### Set task
Write out each entry again. Keep every word exactly as it is.

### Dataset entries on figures
================================
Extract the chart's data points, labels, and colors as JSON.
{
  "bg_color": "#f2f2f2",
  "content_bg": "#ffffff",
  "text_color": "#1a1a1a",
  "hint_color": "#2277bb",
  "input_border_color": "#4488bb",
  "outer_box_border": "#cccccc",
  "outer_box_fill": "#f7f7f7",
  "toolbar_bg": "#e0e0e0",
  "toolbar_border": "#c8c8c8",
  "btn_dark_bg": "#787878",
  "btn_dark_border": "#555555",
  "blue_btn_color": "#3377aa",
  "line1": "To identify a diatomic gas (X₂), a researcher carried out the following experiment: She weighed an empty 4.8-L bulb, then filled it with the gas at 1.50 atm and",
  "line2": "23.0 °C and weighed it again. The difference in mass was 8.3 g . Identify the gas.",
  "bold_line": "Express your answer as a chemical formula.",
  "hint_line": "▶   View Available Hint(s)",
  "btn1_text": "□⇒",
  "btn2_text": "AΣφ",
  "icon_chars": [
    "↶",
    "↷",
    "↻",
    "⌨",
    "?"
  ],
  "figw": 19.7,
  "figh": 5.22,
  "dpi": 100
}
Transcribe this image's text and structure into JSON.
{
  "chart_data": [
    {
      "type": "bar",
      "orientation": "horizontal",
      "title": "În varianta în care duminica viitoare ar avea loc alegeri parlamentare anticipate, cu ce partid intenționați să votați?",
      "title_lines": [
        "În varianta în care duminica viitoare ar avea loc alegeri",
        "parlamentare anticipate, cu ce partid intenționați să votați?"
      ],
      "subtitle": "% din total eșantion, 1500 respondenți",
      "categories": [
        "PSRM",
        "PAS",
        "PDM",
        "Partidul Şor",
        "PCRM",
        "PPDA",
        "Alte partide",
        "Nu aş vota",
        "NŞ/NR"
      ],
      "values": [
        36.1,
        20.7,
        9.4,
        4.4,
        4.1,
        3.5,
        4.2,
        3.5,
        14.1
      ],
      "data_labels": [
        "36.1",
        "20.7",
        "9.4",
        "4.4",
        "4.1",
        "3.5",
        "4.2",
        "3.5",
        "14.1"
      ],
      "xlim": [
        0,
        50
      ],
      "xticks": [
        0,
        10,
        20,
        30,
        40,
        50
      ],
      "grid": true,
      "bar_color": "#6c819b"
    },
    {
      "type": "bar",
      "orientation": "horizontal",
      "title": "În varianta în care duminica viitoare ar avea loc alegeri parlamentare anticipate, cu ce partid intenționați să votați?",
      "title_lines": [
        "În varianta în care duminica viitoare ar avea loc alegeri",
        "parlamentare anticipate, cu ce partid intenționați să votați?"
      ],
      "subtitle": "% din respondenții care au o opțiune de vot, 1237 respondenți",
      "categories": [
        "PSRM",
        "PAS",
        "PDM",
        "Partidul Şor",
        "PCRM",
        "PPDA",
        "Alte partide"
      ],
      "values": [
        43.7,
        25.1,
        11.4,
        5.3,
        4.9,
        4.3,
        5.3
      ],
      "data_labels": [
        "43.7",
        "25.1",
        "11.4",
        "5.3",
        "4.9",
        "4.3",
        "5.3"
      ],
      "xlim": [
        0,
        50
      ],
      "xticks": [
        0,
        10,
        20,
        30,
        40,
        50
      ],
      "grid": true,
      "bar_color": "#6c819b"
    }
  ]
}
================================
### Solved problem
Extract the chart's data points, labels, and colors as JSON.
{
  "bg_color": "#f2f2f2",
  "content_bg": "#ffffff",
  "text_color": "#1a1a1a",
  "hint_color": "#2277bb",
  "input_border_color": "#4488bb",
  "outer_box_border": "#cccccc",
  "outer_box_fill": "#f7f7f7",
  "toolbar_bg": "#e0e0e0",
  "toolbar_border": "#c8c8c8",
  "btn_dark_bg": "#787878",
  "btn_dark_border": "#555555",
  "blue_btn_color": "#3377aa",
  "line1": "To identify a diatomic gas (X₂), a researcher carried out the following experiment: She weighed an empty 4.8-L bulb, then filled it with the gas at 1.50 atm and",
  "line2": "23.0 °C and weighed it again. The difference in mass was 8.3 g . Identify the gas.",
  "bold_line": "Express your answer as a chemical formula.",
  "hint_line": "▶   View Available Hint(s)",
  "btn1_text": "□⇒",
  "btn2_text": "AΣφ",
  "icon_chars": [
    "↶",
    "↷",
    "↻",
    "⌨",
    "?"
  ],
  "figw": 19.7,
  "figh": 5.22,
  "dpi": 100
}
Transcribe this image's text and structure into JSON.
{
  "chart_data": [
    {
      "type": "bar",
      "orientation": "horizontal",
      "title": "În varianta în care duminica viitoare ar avea loc alegeri parlamentare anticipate, cu ce partid intenționați să votați?",
      "title_lines": [
        "În varianta în care duminica viitoare ar avea loc alegeri",
        "parlamentare anticipate, cu ce partid intenționați să votați?"
      ],
      "subtitle": "% din total eșantion, 1500 respondenți",
      "categories": [
        "PSRM",
        "PAS",
        "PDM",
        "Partidul Şor",
        "PCRM",
        "PPDA",
        "Alte partide",
        "Nu aş vota",
        "NŞ/NR"
      ],
      "values": [
        36.1,
        20.7,
        9.4,
        4.4,
        4.1,
        3.5,
        4.2,
        3.5,
        14.1
      ],
      "data_labels": [
        "36.1",
        "20.7",
        "9.4",
        "4.4",
        "4.1",
        "3.5",
        "4.2",
        "3.5",
        "14.1"
      ],
      "xlim": [
        0,
        50
      ],
      "xticks": [
        0,
        10,
        20,
        30,
        40,
        50
      ],
      "grid": true,
      "bar_color": "#6c819b"
    },
    {
      "type": "bar",
      "orientation": "horizontal",
      "title": "În varianta în care duminica viitoare ar avea loc alegeri parlamentare anticipate, cu ce partid intenționați să votați?",
      "title_lines": [
        "În varianta în care duminica viitoare ar avea loc alegeri",
        "parlamentare anticipate, cu ce partid intenționați să votați?"
      ],
      "subtitle": "% din respondenții care au o opțiune de vot, 1237 respondenți",
      "categories": [
        "PSRM",
        "PAS",
        "PDM",
        "Partidul Şor",
        "PCRM",
        "PPDA",
        "Alte partide"
      ],
      "values": [
        43.7,
        25.1,
        11.4,
        5.3,
        4.9,
        4.3,
        5.3
      ],
      "data_labels": [
        "43.7",
        "25.1",
        "11.4",
        "5.3",
        "4.9",
        "4.3",
        "5.3"
      ],
      "xlim": [
        0,
        50
      ],
      "xticks": [
        0,
        10,
        20,
        30,
        40,
        50
      ],
      "grid": true,
      "bar_color": "#6c819b"
    }
  ]
}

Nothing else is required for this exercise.